Directive:
Reproduce the records that follow in full, excluding any picture they contain.

Records provided:
** start **

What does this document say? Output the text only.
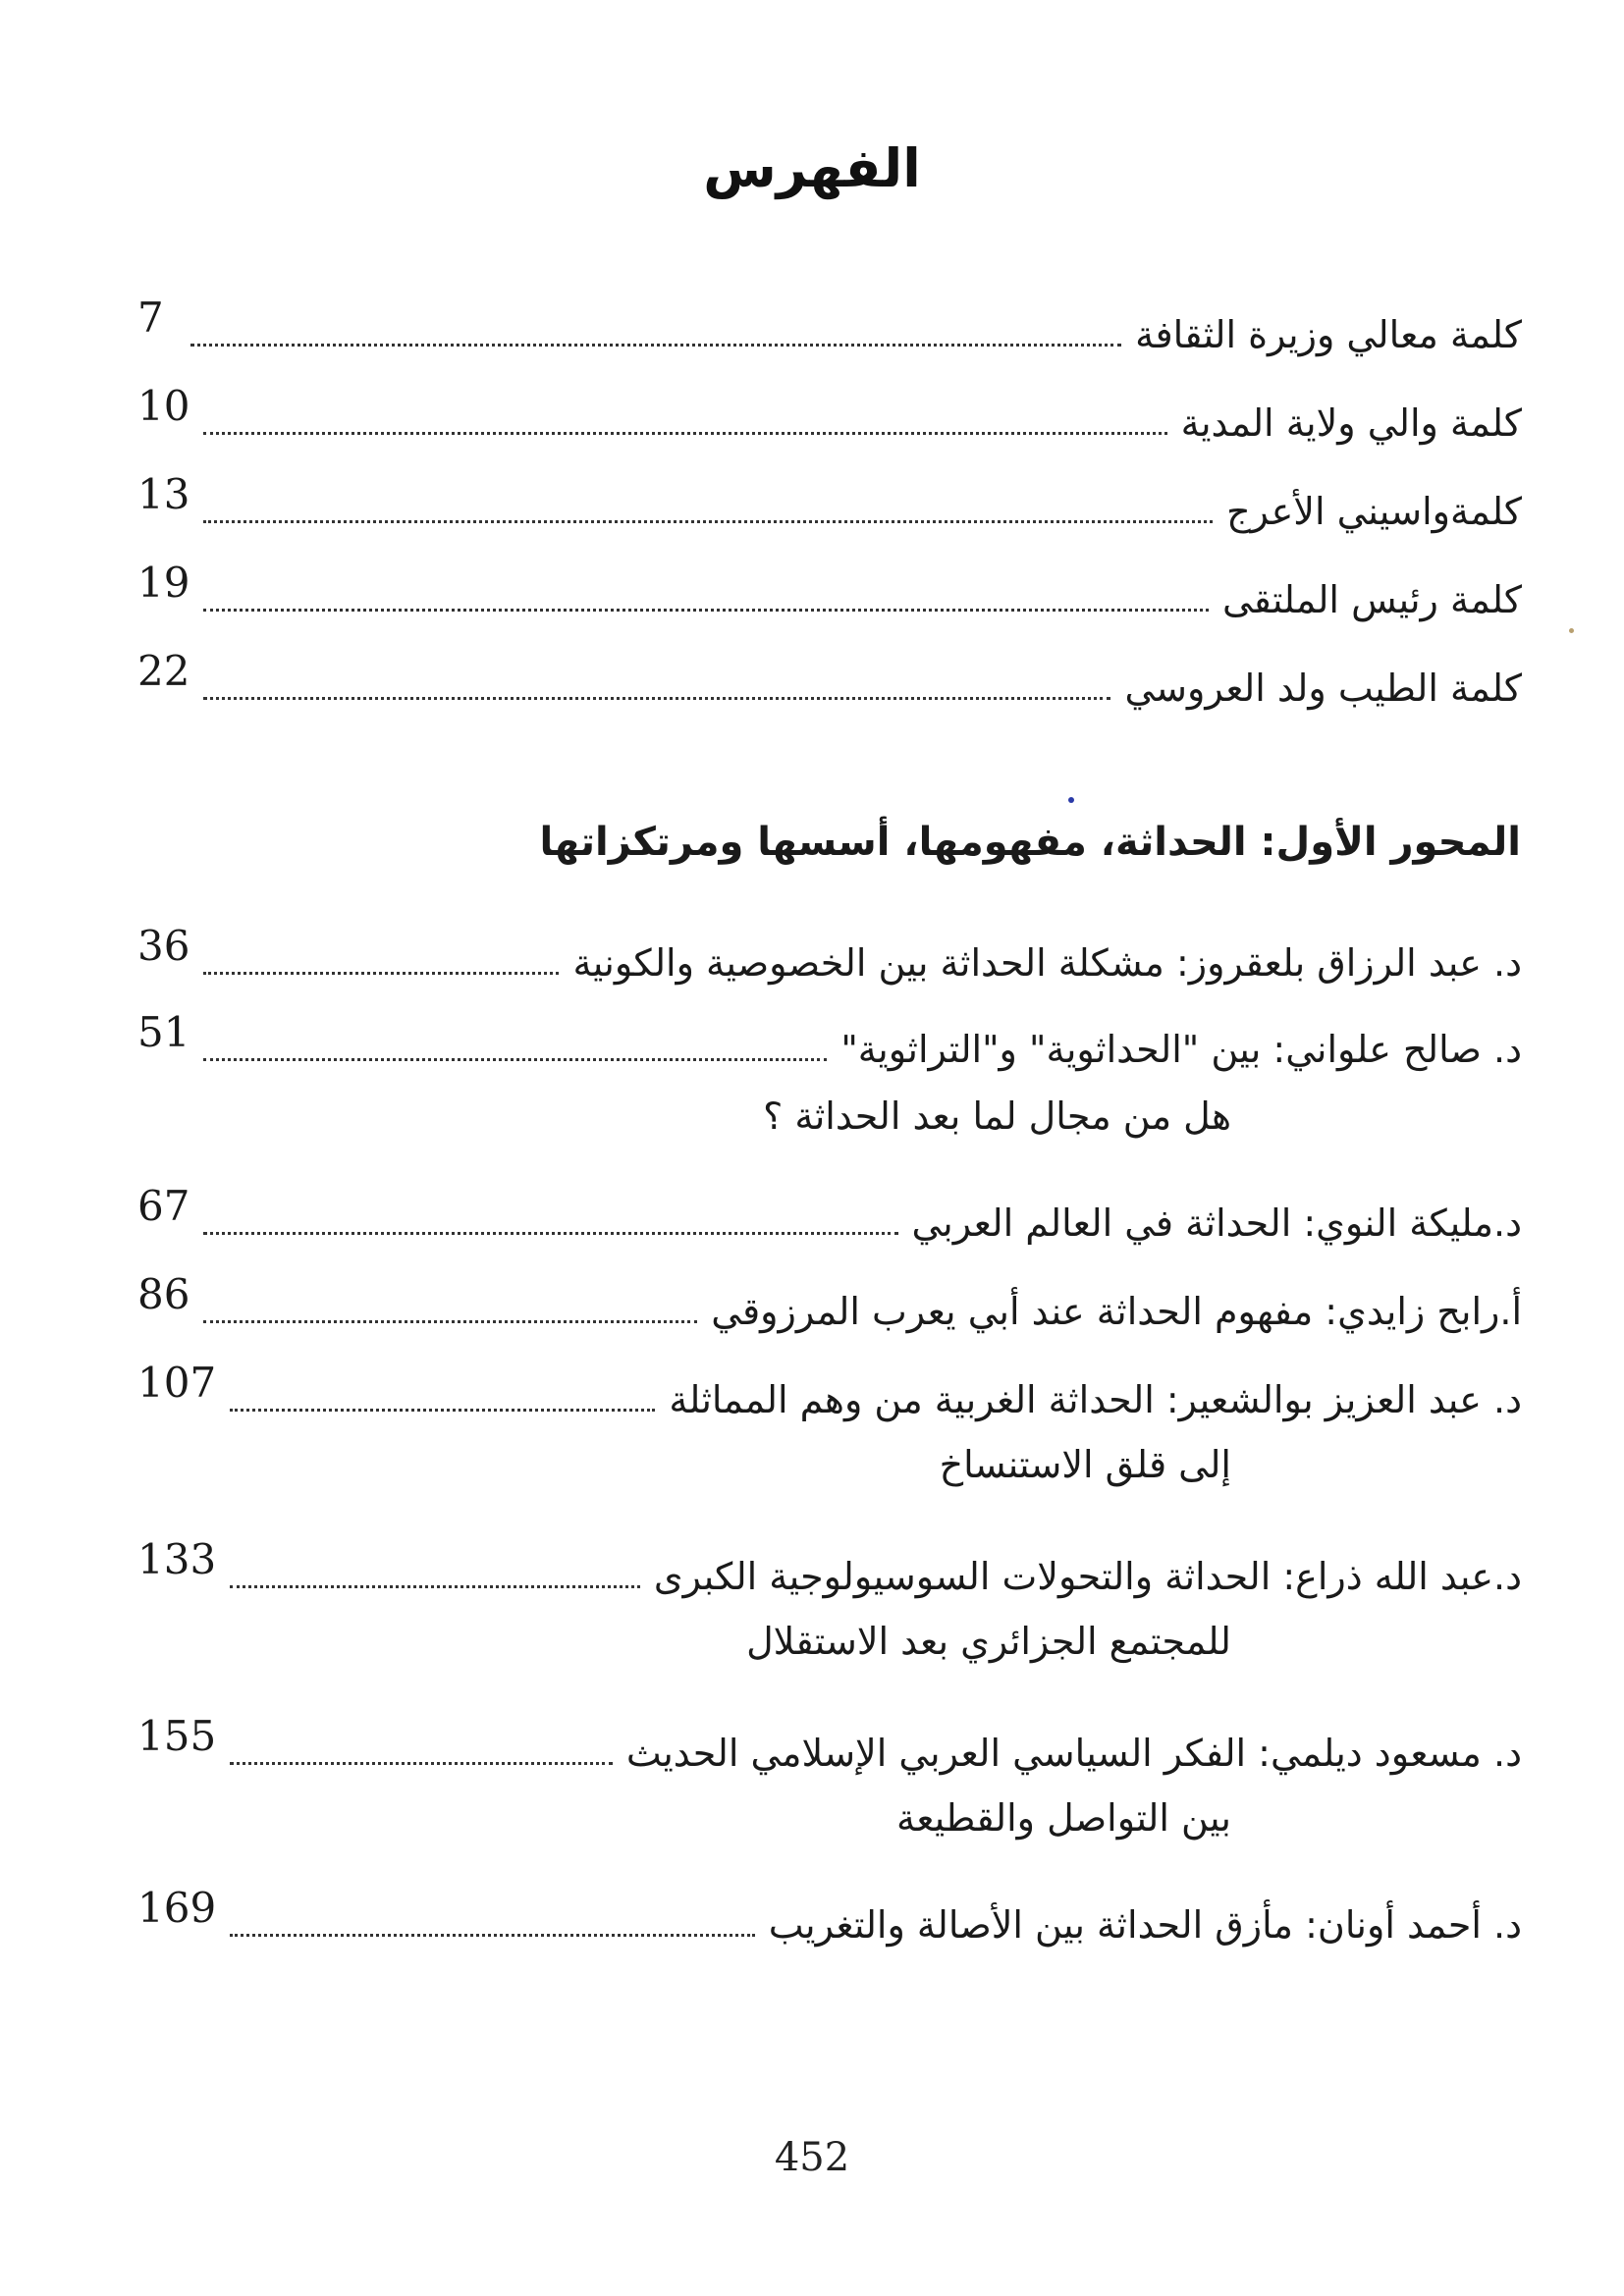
الفهرس
كلمة معالي وزيرة الثقافة
7
كلمة والي ولاية المدية
10
كلمةواسيني الأعرج
13
كلمة رئيس الملتقى
19
كلمة الطيب ولد العروسي
22
المحور الأول: الحداثة، مفهومها، أسسها ومرتكزاتها
د. عبد الرزاق بلعقروز: مشكلة الحداثة بين الخصوصية والكونية
36
د. صالح علواني: بين "الحداثوية" و"التراثوية"
51
هل من مجال لما بعد الحداثة ؟
د.مليكة النوي: الحداثة في العالم العربي
67
أ.رابح زايدي: مفهوم الحداثة عند أبي يعرب المرزوقي
86
د. عبد العزيز بوالشعير: الحداثة الغربية من وهم المماثلة
107
إلى قلق الاستنساخ
د.عبد الله ذراع: الحداثة والتحولات السوسيولوجية الكبرى
133
للمجتمع الجزائري بعد الاستقلال
د. مسعود ديلمي: الفكر السياسي العربي الإسلامي الحديث
155
بين التواصل والقطيعة
د. أحمد أونان: مأزق الحداثة بين الأصالة والتغريب
169
452
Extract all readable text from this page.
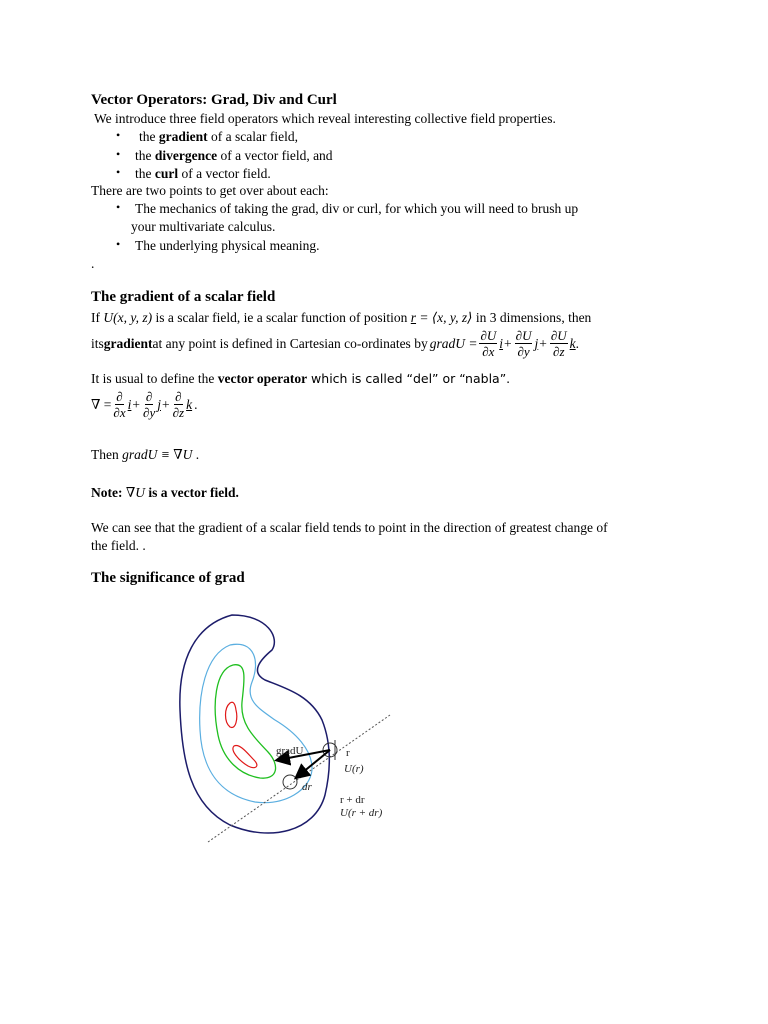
Vector Operators: Grad, Div and Curl
We introduce three field operators which reveal interesting collective field properties.
• the gradient of a scalar field,
• the divergence of a vector field, and
• the curl of a vector field.
There are two points to get over about each:
• The mechanics of taking the grad, div or curl, for which you will need to brush up
your multivariate calculus.
• The underlying physical meaning.
.
The gradient of a scalar field
If U(x, y, z) is a scalar field, ie a scalar function of position r = ⟨x, y, z⟩ in 3 dimensions, then
its gradient at any point is defined in Cartesian co-ordinates by gradU = $\frac{\partial U}{\partial x}$ $i + \frac{\partial U}{\partial y}$ $j + \frac{\partial U}{\partial z}$ k .
It is usual to define the vector operator which is called “del” or “nabla”.
∇ = $\frac{\partial}{\partial x}$ $i + \frac{\partial}{\partial y}$ $j + \frac{\partial}{\partial z}$ k .
Then gradU ≡ ∇U .
Note: ∇U is a vector field.
We can see that the gradient of a scalar field tends to point in the direction of greatest change of
the field. .
The significance of grad
gradU	r
U(r)
dr
r + dr
U(r + dr)
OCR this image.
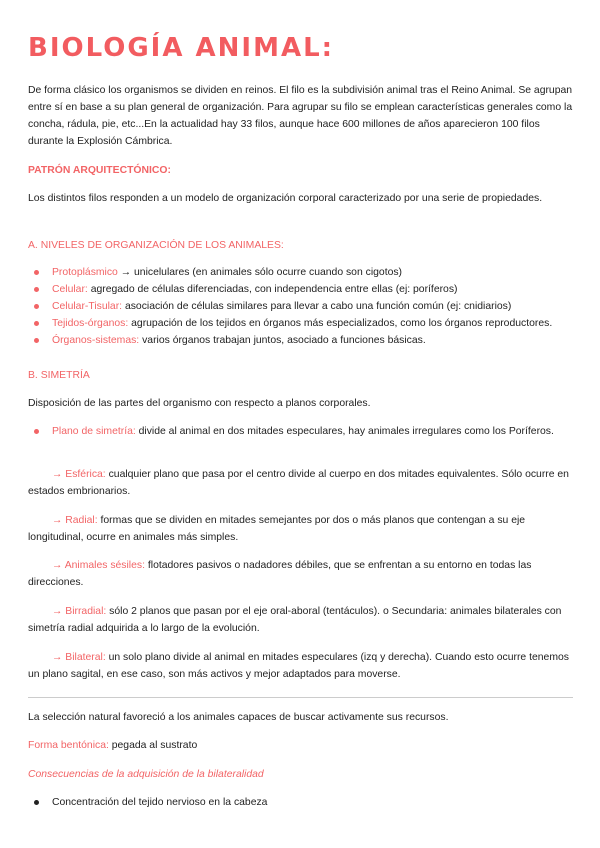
BIOLOGÍA ANIMAL:

De forma clásico los organismos se dividen en reinos. El filo es la subdivisión animal tras el Reino Animal. Se agrupan entre sí en base a su plan general de organización. Para agrupar su filo se emplean características generales como la concha, rádula, pie, etc...En la actualidad hay 33 filos, aunque hace 600 millones de años aparecieron 100 filos durante la Explosión Cámbrica.

PATRÓN ARQUITECTÓNICO:

Los distintos filos responden a un modelo de organización corporal caracterizado por una serie de propiedades.

A. NIVELES DE ORGANIZACIÓN DE LOS ANIMALES:

Protoplásmico → unicelulares (en animales sólo ocurre cuando son cigotos)
Celular: agregado de células diferenciadas, con independencia entre ellas (ej: poríferos)
Celular-Tisular: asociación de células similares para llevar a cabo una función común (ej: cnidiarios)
Tejidos-órganos: agrupación de los tejidos en órganos más especializados, como los órganos reproductores.
Órganos-sistemas: varios órganos trabajan juntos, asociado a funciones básicas.

B. SIMETRÍA

Disposición de las partes del organismo con respecto a planos corporales.

Plano de simetría: divide al animal en dos mitades especulares, hay animales irregulares como los Poríferos.

→ Esférica: cualquier plano que pasa por el centro divide al cuerpo en dos mitades equivalentes. Sólo ocurre en estados embrionarios.

→ Radial: formas que se dividen en mitades semejantes por dos o más planos que contengan a su eje longitudinal, ocurre en animales más simples.

→ Animales sésiles: flotadores pasivos o nadadores débiles, que se enfrentan a su entorno en todas las direcciones.

→ Birradial: sólo 2 planos que pasan por el eje oral-aboral (tentáculos). o Secundaria: animales bilaterales con simetría radial adquirida a lo largo de la evolución.

→ Bilateral: un solo plano divide al animal en mitades especulares (izq y derecha). Cuando esto ocurre tenemos un plano sagital, en ese caso, son más activos y mejor adaptados para moverse.

La selección natural favoreció a los animales capaces de buscar activamente sus recursos.

Forma bentónica: pegada al sustrato

Consecuencias de la adquisición de la bilateralidad

Concentración del tejido nervioso en la cabeza
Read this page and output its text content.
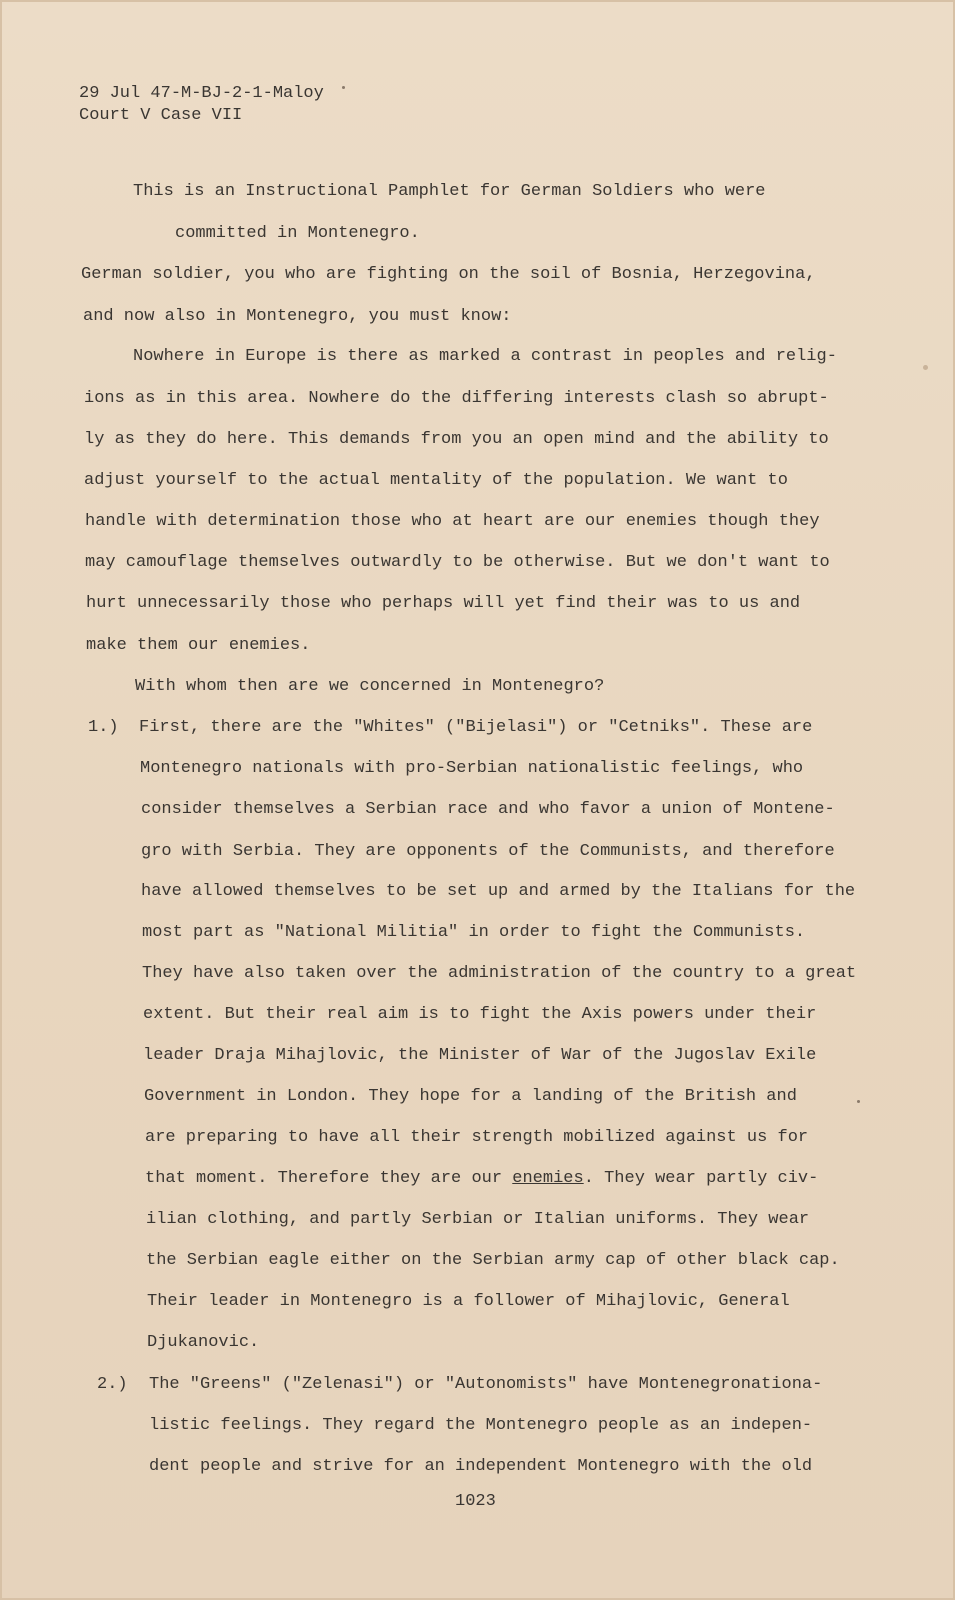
29 Jul 47-M-BJ-2-1-Maloy
Court V Case VII
This is an Instructional Pamphlet for German Soldiers who were
committed in Montenegro.
German soldier, you who are fighting on the soil of Bosnia, Herzegovina,
and now also in Montenegro, you must know:
Nowhere in Europe is there as marked a contrast in peoples and relig-
ions as in this area. Nowhere do the differing interests clash so abrupt-
ly as they do here. This demands from you an open mind and the ability to
adjust yourself to the actual mentality of the population. We want to
handle with determination those who at heart are our enemies though they
may camouflage themselves outwardly to be otherwise. But we don't want to
hurt unnecessarily those who perhaps will yet find their was to us and
make them our enemies.
With whom then are we concerned in Montenegro?
1.) First, there are the "Whites" ("Bijelasi") or "Cetniks". These are
Montenegro nationals with pro-Serbian nationalistic feelings, who
consider themselves a Serbian race and who favor a union of Montene-
gro with Serbia. They are opponents of the Communists, and therefore
have allowed themselves to be set up and armed by the Italians for the
most part as "National Militia" in order to fight the Communists.
They have also taken over the administration of the country to a great
extent. But their real aim is to fight the Axis powers under their
leader Draja Mihajlovic, the Minister of War of the Jugoslav Exile
Government in London. They hope for a landing of the British and
are preparing to have all their strength mobilized against us for
that moment. Therefore they are our enemies. They wear partly civ-
ilian clothing, and partly Serbian or Italian uniforms. They wear
the Serbian eagle either on the Serbian army cap of other black cap.
Their leader in Montenegro is a follower of Mihajlovic, General
Djukanovic.
2.) The "Greens" ("Zelenasi") or "Autonomists" have Montenegronationa-
listic feelings. They regard the Montenegro people as an indepen-
dent people and strive for an independent Montenegro with the old
1023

** end **

The answer:
What does this document say? Output the text only.
الفهرس
كلمة معالي وزيرة الثقافة
7
كلمة والي ولاية المدية
10
كلمةواسيني الأعرج
13
كلمة رئيس الملتقى
19
كلمة الطيب ولد العروسي
22
المحور الأول: الحداثة، مفهومها، أسسها ومرتكزاتها
د. عبد الرزاق بلعقروز: مشكلة الحداثة بين الخصوصية والكونية
36
د. صالح علواني: بين "الحداثوية" و"التراثوية"
51
هل من مجال لما بعد الحداثة ؟
د.مليكة النوي: الحداثة في العالم العربي
67
أ.رابح زايدي: مفهوم الحداثة عند أبي يعرب المرزوقي
86
د. عبد العزيز بوالشعير: الحداثة الغربية من وهم المماثلة
107
إلى قلق الاستنساخ
د.عبد الله ذراع: الحداثة والتحولات السوسيولوجية الكبرى
133
للمجتمع الجزائري بعد الاستقلال
د. مسعود ديلمي: الفكر السياسي العربي الإسلامي الحديث
155
بين التواصل والقطيعة
د. أحمد أونان: مأزق الحداثة بين الأصالة والتغريب
169
452
Extract all readable text from this page.
Vector Operators: Grad, Div and Curl
We introduce three field operators which reveal interesting collective field properties.
• the gradient of a scalar field,
• the divergence of a vector field, and
• the curl of a vector field.
There are two points to get over about each:
• The mechanics of taking the grad, div or curl, for which you will need to brush up
your multivariate calculus.
• The underlying physical meaning.
.
The gradient of a scalar field
If U(x, y, z) is a scalar field, ie a scalar function of position r = ⟨x, y, z⟩ in 3 dimensions, then
its gradient at any point is defined in Cartesian co-ordinates by gradU = $\frac{\partial U}{\partial x}$ $i + \frac{\partial U}{\partial y}$ $j + \frac{\partial U}{\partial z}$ k .
It is usual to define the vector operator which is called “del” or “nabla”.
∇ = $\frac{\partial}{\partial x}$ $i + \frac{\partial}{\partial y}$ $j + \frac{\partial}{\partial z}$ k .
Then gradU ≡ ∇U .
Note: ∇U is a vector field.
We can see that the gradient of a scalar field tends to point in the direction of greatest change of
the field. .
The significance of grad
gradU	r
U(r)
dr
r + dr
U(r + dr)
OCR this image.
BIOLOGÍA ANIMAL:

De forma clásico los organismos se dividen en reinos. El filo es la subdivisión animal tras el Reino Animal. Se agrupan entre sí en base a su plan general de organización. Para agrupar su filo se emplean características generales como la concha, rádula, pie, etc...En la actualidad hay 33 filos, aunque hace 600 millones de años aparecieron 100 filos durante la Explosión Cámbrica.

PATRÓN ARQUITECTÓNICO:

Los distintos filos responden a un modelo de organización corporal caracterizado por una serie de propiedades.

A. NIVELES DE ORGANIZACIÓN DE LOS ANIMALES:

Protoplásmico → unicelulares (en animales sólo ocurre cuando son cigotos)
Celular: agregado de células diferenciadas, con independencia entre ellas (ej: poríferos)
Celular-Tisular: asociación de células similares para llevar a cabo una función común (ej: cnidiarios)
Tejidos-órganos: agrupación de los tejidos en órganos más especializados, como los órganos reproductores.
Órganos-sistemas: varios órganos trabajan juntos, asociado a funciones básicas.

B. SIMETRÍA

Disposición de las partes del organismo con respecto a planos corporales.

Plano de simetría: divide al animal en dos mitades especulares, hay animales irregulares como los Poríferos.

→ Esférica: cualquier plano que pasa por el centro divide al cuerpo en dos mitades equivalentes. Sólo ocurre en estados embrionarios.

→ Radial: formas que se dividen en mitades semejantes por dos o más planos que contengan a su eje longitudinal, ocurre en animales más simples.

→ Animales sésiles: flotadores pasivos o nadadores débiles, que se enfrentan a su entorno en todas las direcciones.

→ Birradial: sólo 2 planos que pasan por el eje oral-aboral (tentáculos). o Secundaria: animales bilaterales con simetría radial adquirida a lo largo de la evolución.

→ Bilateral: un solo plano divide al animal en mitades especulares (izq y derecha). Cuando esto ocurre tenemos un plano sagital, en ese caso, son más activos y mejor adaptados para moverse.

La selección natural favoreció a los animales capaces de buscar activamente sus recursos.

Forma bentónica: pegada al sustrato

Consecuencias de la adquisición de la bilateralidad

Concentración del tejido nervioso en la cabeza
Read this page and output its text content.
29 Jul 47-M-BJ-2-1-Maloy
Court V Case VII
This is an Instructional Pamphlet for German Soldiers who were
committed in Montenegro.
German soldier, you who are fighting on the soil of Bosnia, Herzegovina,
and now also in Montenegro, you must know:
Nowhere in Europe is there as marked a contrast in peoples and relig-
ions as in this area. Nowhere do the differing interests clash so abrupt-
ly as they do here. This demands from you an open mind and the ability to
adjust yourself to the actual mentality of the population. We want to
handle with determination those who at heart are our enemies though they
may camouflage themselves outwardly to be otherwise. But we don't want to
hurt unnecessarily those who perhaps will yet find their was to us and
make them our enemies.
With whom then are we concerned in Montenegro?
1.) First, there are the "Whites" ("Bijelasi") or "Cetniks". These are
Montenegro nationals with pro-Serbian nationalistic feelings, who
consider themselves a Serbian race and who favor a union of Montene-
gro with Serbia. They are opponents of the Communists, and therefore
have allowed themselves to be set up and armed by the Italians for the
most part as "National Militia" in order to fight the Communists.
They have also taken over the administration of the country to a great
extent. But their real aim is to fight the Axis powers under their
leader Draja Mihajlovic, the Minister of War of the Jugoslav Exile
Government in London. They hope for a landing of the British and
are preparing to have all their strength mobilized against us for
that moment. Therefore they are our enemies. They wear partly civ-
ilian clothing, and partly Serbian or Italian uniforms. They wear
the Serbian eagle either on the Serbian army cap of other black cap.
Their leader in Montenegro is a follower of Mihajlovic, General
Djukanovic.
2.) The "Greens" ("Zelenasi") or "Autonomists" have Montenegronationa-
listic feelings. They regard the Montenegro people as an indepen-
dent people and strive for an independent Montenegro with the old
1023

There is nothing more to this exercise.